## STATED GOAL
Report all lines from the entries below in which "Completed" appears.

┄┄┄┄┄┄┄┄┄┄

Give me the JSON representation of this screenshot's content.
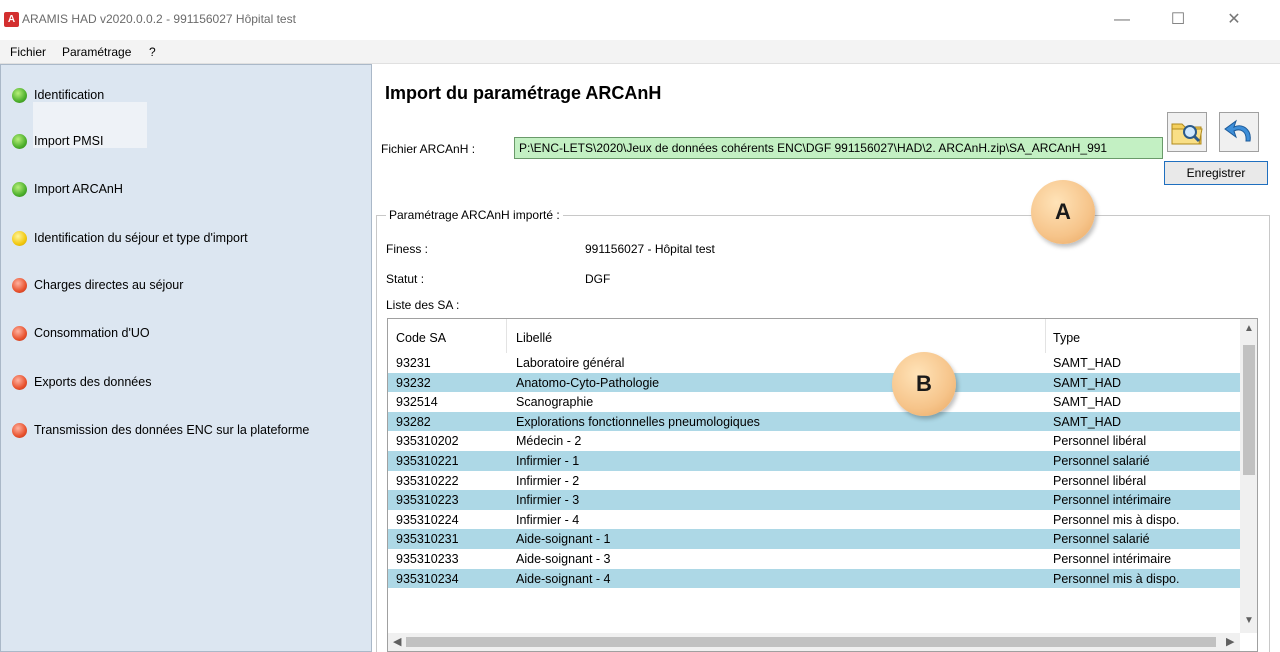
{
  "window": {
    "title": "ARAMIS HAD v2020.0.0.2  -  991156027  Hôpital test",
    "icon": "app-icon",
    "controls": {
      "minimize": "—",
      "maximize": "☐",
      "close": "✕"
    }
  },
  "menu": {
    "items": [
      "Fichier",
      "Paramétrage",
      "?"
    ]
  },
  "sidebar": {
    "items": [
      {
        "label": "Identification",
        "status": "green"
      },
      {
        "label": "Import PMSI",
        "status": "green"
      },
      {
        "label": "Import ARCAnH",
        "status": "green",
        "selected": true
      },
      {
        "label": "Identification du séjour et type d'import",
        "status": "yellow"
      },
      {
        "label": "Charges directes au séjour",
        "status": "red"
      },
      {
        "label": "Consommation d'UO",
        "status": "red"
      },
      {
        "label": "Exports des données",
        "status": "red"
      },
      {
        "label": "Transmission des données ENC sur la plateforme",
        "status": "red"
      }
    ],
    "colors": {
      "green": "#4caf2c",
      "yellow": "#f2c80f",
      "red": "#e8522e"
    }
  },
  "main": {
    "title": "Import du paramétrage ARCAnH",
    "file_label": "Fichier ARCAnH :",
    "file_value": "P:\\ENC-LETS\\2020\\Jeux de données cohérents ENC\\DGF 991156027\\HAD\\2. ARCAnH.zip\\SA_ARCAnH_991",
    "browse_icon": "folder-search-icon",
    "undo_icon": "undo-icon",
    "save_label": "Enregistrer",
    "group_label": "Paramétrage ARCAnH importé  :",
    "finess_label": "Finess :",
    "finess_value": "991156027 - Hôpital test",
    "statut_label": "Statut :",
    "statut_value": "DGF",
    "list_label": "Liste des SA :"
  },
  "table": {
    "columns": [
      "Code SA",
      "Libellé",
      "Type"
    ],
    "rows": [
      [
        "93231",
        "Laboratoire général",
        "SAMT_HAD"
      ],
      [
        "93232",
        "Anatomo-Cyto-Pathologie",
        "SAMT_HAD"
      ],
      [
        "932514",
        "Scanographie",
        "SAMT_HAD"
      ],
      [
        "93282",
        "Explorations fonctionnelles pneumologiques",
        "SAMT_HAD"
      ],
      [
        "935310202",
        "Médecin - 2",
        "Personnel libéral"
      ],
      [
        "935310221",
        "Infirmier - 1",
        "Personnel salarié"
      ],
      [
        "935310222",
        "Infirmier - 2",
        "Personnel libéral"
      ],
      [
        "935310223",
        "Infirmier - 3",
        "Personnel intérimaire"
      ],
      [
        "935310224",
        "Infirmier - 4",
        "Personnel mis à dispo."
      ],
      [
        "935310231",
        "Aide-soignant - 1",
        "Personnel salarié"
      ],
      [
        "935310233",
        "Aide-soignant - 3",
        "Personnel intérimaire"
      ],
      [
        "935310234",
        "Aide-soignant - 4",
        "Personnel mis à dispo."
      ]
    ],
    "alt_row_color": "#add8e6"
  },
  "callouts": {
    "a": "A",
    "b": "B"
  }
}
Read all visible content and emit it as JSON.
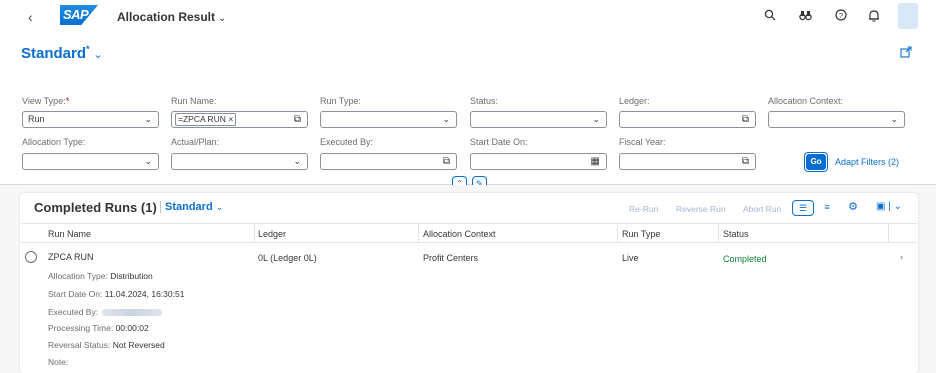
{
  "shell": {
    "title": "Allocation Result",
    "title_chevron": "⌄",
    "logo_text": "SAP",
    "icons": [
      "back-icon",
      "search-icon",
      "binoculars-icon",
      "help-icon",
      "bell-icon"
    ]
  },
  "variant": {
    "name": "Standard",
    "dirty_mark": "*",
    "chevron": "⌄"
  },
  "filters": {
    "view_type": {
      "label": "View Type:",
      "required": "*",
      "value": "Run"
    },
    "run_name": {
      "label": "Run Name:",
      "token": "=ZPCA RUN"
    },
    "run_type": {
      "label": "Run Type:",
      "value": ""
    },
    "status": {
      "label": "Status:",
      "value": ""
    },
    "ledger": {
      "label": "Ledger:",
      "value": ""
    },
    "allocation_context": {
      "label": "Allocation Context:",
      "value": ""
    },
    "allocation_type": {
      "label": "Allocation Type:",
      "value": ""
    },
    "actual_plan": {
      "label": "Actual/Plan:",
      "value": ""
    },
    "executed_by": {
      "label": "Executed By:",
      "value": ""
    },
    "start_date_on": {
      "label": "Start Date On:",
      "value": ""
    },
    "fiscal_year": {
      "label": "Fiscal Year:",
      "value": ""
    },
    "go_label": "Go",
    "adapt_label": "Adapt Filters (2)"
  },
  "table": {
    "title": "Completed Runs (1)",
    "variant": "Standard",
    "toolbar": {
      "rerun": "Re-Run",
      "reverse": "Reverse Run",
      "abort": "Abort Run"
    },
    "columns": [
      "Run Name",
      "Ledger",
      "Allocation Context",
      "Run Type",
      "Status"
    ],
    "rows": [
      {
        "run_name": "ZPCA RUN",
        "ledger": "0L (Ledger 0L)",
        "allocation_context": "Profit Centers",
        "run_type": "Live",
        "status": "Completed",
        "details": {
          "allocation_type_label": "Allocation Type:",
          "allocation_type": "Distribution",
          "start_date_label": "Start Date On:",
          "start_date": "11.04.2024, 16:30:51",
          "executed_by_label": "Executed By:",
          "processing_time_label": "Processing Time:",
          "processing_time": "00:00:02",
          "reversal_status_label": "Reversal Status:",
          "reversal_status": "Not Reversed",
          "note_label": "Note:"
        }
      }
    ]
  },
  "colors": {
    "accent": "#0a6ed1",
    "success": "#107e3e",
    "text": "#32363a"
  }
}
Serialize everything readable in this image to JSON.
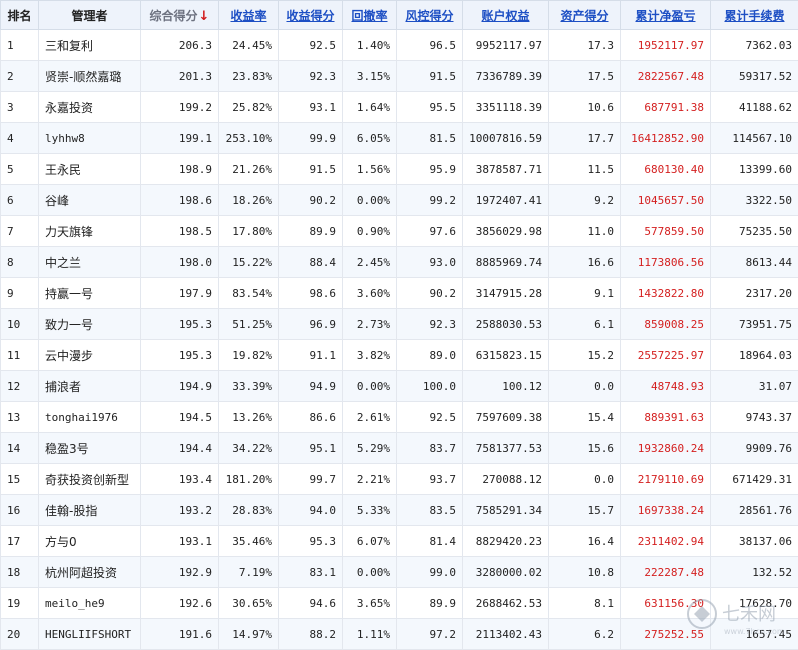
{
  "headers": [
    {
      "key": "rank",
      "label": "排名",
      "style": "plain"
    },
    {
      "key": "manager",
      "label": "管理者",
      "style": "plain"
    },
    {
      "key": "score",
      "label": "综合得分",
      "style": "sorted",
      "arrow": "↓"
    },
    {
      "key": "return_rate",
      "label": "收益率",
      "style": "link"
    },
    {
      "key": "return_score",
      "label": "收益得分",
      "style": "link"
    },
    {
      "key": "drawdown",
      "label": "回撤率",
      "style": "link"
    },
    {
      "key": "risk_score",
      "label": "风控得分",
      "style": "link"
    },
    {
      "key": "equity",
      "label": "账户权益",
      "style": "link"
    },
    {
      "key": "asset_score",
      "label": "资产得分",
      "style": "link"
    },
    {
      "key": "net_profit",
      "label": "累计净盈亏",
      "style": "link"
    },
    {
      "key": "fees",
      "label": "累计手续费",
      "style": "link"
    }
  ],
  "rows": [
    {
      "rank": "1",
      "manager": "三和复利",
      "score": "206.3",
      "return_rate": "24.45%",
      "return_score": "92.5",
      "drawdown": "1.40%",
      "risk_score": "96.5",
      "equity": "9952117.97",
      "asset_score": "17.3",
      "net_profit": "1952117.97",
      "fees": "7362.03"
    },
    {
      "rank": "2",
      "manager": "贤崇-顺然嘉璐",
      "score": "201.3",
      "return_rate": "23.83%",
      "return_score": "92.3",
      "drawdown": "3.15%",
      "risk_score": "91.5",
      "equity": "7336789.39",
      "asset_score": "17.5",
      "net_profit": "2822567.48",
      "fees": "59317.52"
    },
    {
      "rank": "3",
      "manager": "永嘉投资",
      "score": "199.2",
      "return_rate": "25.82%",
      "return_score": "93.1",
      "drawdown": "1.64%",
      "risk_score": "95.5",
      "equity": "3351118.39",
      "asset_score": "10.6",
      "net_profit": "687791.38",
      "fees": "41188.62"
    },
    {
      "rank": "4",
      "manager": "lyhhw8",
      "score": "199.1",
      "return_rate": "253.10%",
      "return_score": "99.9",
      "drawdown": "6.05%",
      "risk_score": "81.5",
      "equity": "10007816.59",
      "asset_score": "17.7",
      "net_profit": "16412852.90",
      "fees": "114567.10"
    },
    {
      "rank": "5",
      "manager": "王永民",
      "score": "198.9",
      "return_rate": "21.26%",
      "return_score": "91.5",
      "drawdown": "1.56%",
      "risk_score": "95.9",
      "equity": "3878587.71",
      "asset_score": "11.5",
      "net_profit": "680130.40",
      "fees": "13399.60"
    },
    {
      "rank": "6",
      "manager": "谷峰",
      "score": "198.6",
      "return_rate": "18.26%",
      "return_score": "90.2",
      "drawdown": "0.00%",
      "risk_score": "99.2",
      "equity": "1972407.41",
      "asset_score": "9.2",
      "net_profit": "1045657.50",
      "fees": "3322.50"
    },
    {
      "rank": "7",
      "manager": "力天旗锋",
      "score": "198.5",
      "return_rate": "17.80%",
      "return_score": "89.9",
      "drawdown": "0.90%",
      "risk_score": "97.6",
      "equity": "3856029.98",
      "asset_score": "11.0",
      "net_profit": "577859.50",
      "fees": "75235.50"
    },
    {
      "rank": "8",
      "manager": "中之兰",
      "score": "198.0",
      "return_rate": "15.22%",
      "return_score": "88.4",
      "drawdown": "2.45%",
      "risk_score": "93.0",
      "equity": "8885969.74",
      "asset_score": "16.6",
      "net_profit": "1173806.56",
      "fees": "8613.44"
    },
    {
      "rank": "9",
      "manager": "持赢一号",
      "score": "197.9",
      "return_rate": "83.54%",
      "return_score": "98.6",
      "drawdown": "3.60%",
      "risk_score": "90.2",
      "equity": "3147915.28",
      "asset_score": "9.1",
      "net_profit": "1432822.80",
      "fees": "2317.20"
    },
    {
      "rank": "10",
      "manager": "致力一号",
      "score": "195.3",
      "return_rate": "51.25%",
      "return_score": "96.9",
      "drawdown": "2.73%",
      "risk_score": "92.3",
      "equity": "2588030.53",
      "asset_score": "6.1",
      "net_profit": "859008.25",
      "fees": "73951.75"
    },
    {
      "rank": "11",
      "manager": "云中漫步",
      "score": "195.3",
      "return_rate": "19.82%",
      "return_score": "91.1",
      "drawdown": "3.82%",
      "risk_score": "89.0",
      "equity": "6315823.15",
      "asset_score": "15.2",
      "net_profit": "2557225.97",
      "fees": "18964.03"
    },
    {
      "rank": "12",
      "manager": "捕浪者",
      "score": "194.9",
      "return_rate": "33.39%",
      "return_score": "94.9",
      "drawdown": "0.00%",
      "risk_score": "100.0",
      "equity": "100.12",
      "asset_score": "0.0",
      "net_profit": "48748.93",
      "fees": "31.07"
    },
    {
      "rank": "13",
      "manager": "tonghai1976",
      "score": "194.5",
      "return_rate": "13.26%",
      "return_score": "86.6",
      "drawdown": "2.61%",
      "risk_score": "92.5",
      "equity": "7597609.38",
      "asset_score": "15.4",
      "net_profit": "889391.63",
      "fees": "9743.37"
    },
    {
      "rank": "14",
      "manager": "稳盈3号",
      "score": "194.4",
      "return_rate": "34.22%",
      "return_score": "95.1",
      "drawdown": "5.29%",
      "risk_score": "83.7",
      "equity": "7581377.53",
      "asset_score": "15.6",
      "net_profit": "1932860.24",
      "fees": "9909.76"
    },
    {
      "rank": "15",
      "manager": "奇获投资创新型",
      "score": "193.4",
      "return_rate": "181.20%",
      "return_score": "99.7",
      "drawdown": "2.21%",
      "risk_score": "93.7",
      "equity": "270088.12",
      "asset_score": "0.0",
      "net_profit": "2179110.69",
      "fees": "671429.31"
    },
    {
      "rank": "16",
      "manager": "佳翰-股指",
      "score": "193.2",
      "return_rate": "28.83%",
      "return_score": "94.0",
      "drawdown": "5.33%",
      "risk_score": "83.5",
      "equity": "7585291.34",
      "asset_score": "15.7",
      "net_profit": "1697338.24",
      "fees": "28561.76"
    },
    {
      "rank": "17",
      "manager": "方与0",
      "score": "193.1",
      "return_rate": "35.46%",
      "return_score": "95.3",
      "drawdown": "6.07%",
      "risk_score": "81.4",
      "equity": "8829420.23",
      "asset_score": "16.4",
      "net_profit": "2311402.94",
      "fees": "38137.06"
    },
    {
      "rank": "18",
      "manager": "杭州阿超投资",
      "score": "192.9",
      "return_rate": "7.19%",
      "return_score": "83.1",
      "drawdown": "0.00%",
      "risk_score": "99.0",
      "equity": "3280000.02",
      "asset_score": "10.8",
      "net_profit": "222287.48",
      "fees": "132.52"
    },
    {
      "rank": "19",
      "manager": "meilo_he9",
      "score": "192.6",
      "return_rate": "30.65%",
      "return_score": "94.6",
      "drawdown": "3.65%",
      "risk_score": "89.9",
      "equity": "2688462.53",
      "asset_score": "8.1",
      "net_profit": "631156.30",
      "fees": "17628.70"
    },
    {
      "rank": "20",
      "manager": "HENGLIIFSHORT",
      "score": "191.6",
      "return_rate": "14.97%",
      "return_score": "88.2",
      "drawdown": "1.11%",
      "risk_score": "97.2",
      "equity": "2113402.43",
      "asset_score": "6.2",
      "net_profit": "275252.55",
      "fees": "1657.45"
    }
  ],
  "colors": {
    "link": "#1d4fc4",
    "profit": "#d41f1f",
    "header_bg": "#eef3fb",
    "stripe": "#f4f8fd"
  },
  "watermark": {
    "text": "七禾网",
    "url": "www.7hcn.com"
  }
}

┄┄┄┄┄┄┄┄┄┄

## WRITTEN REPLY
    "title": "Completed Runs (1)",
        "status": "Completed",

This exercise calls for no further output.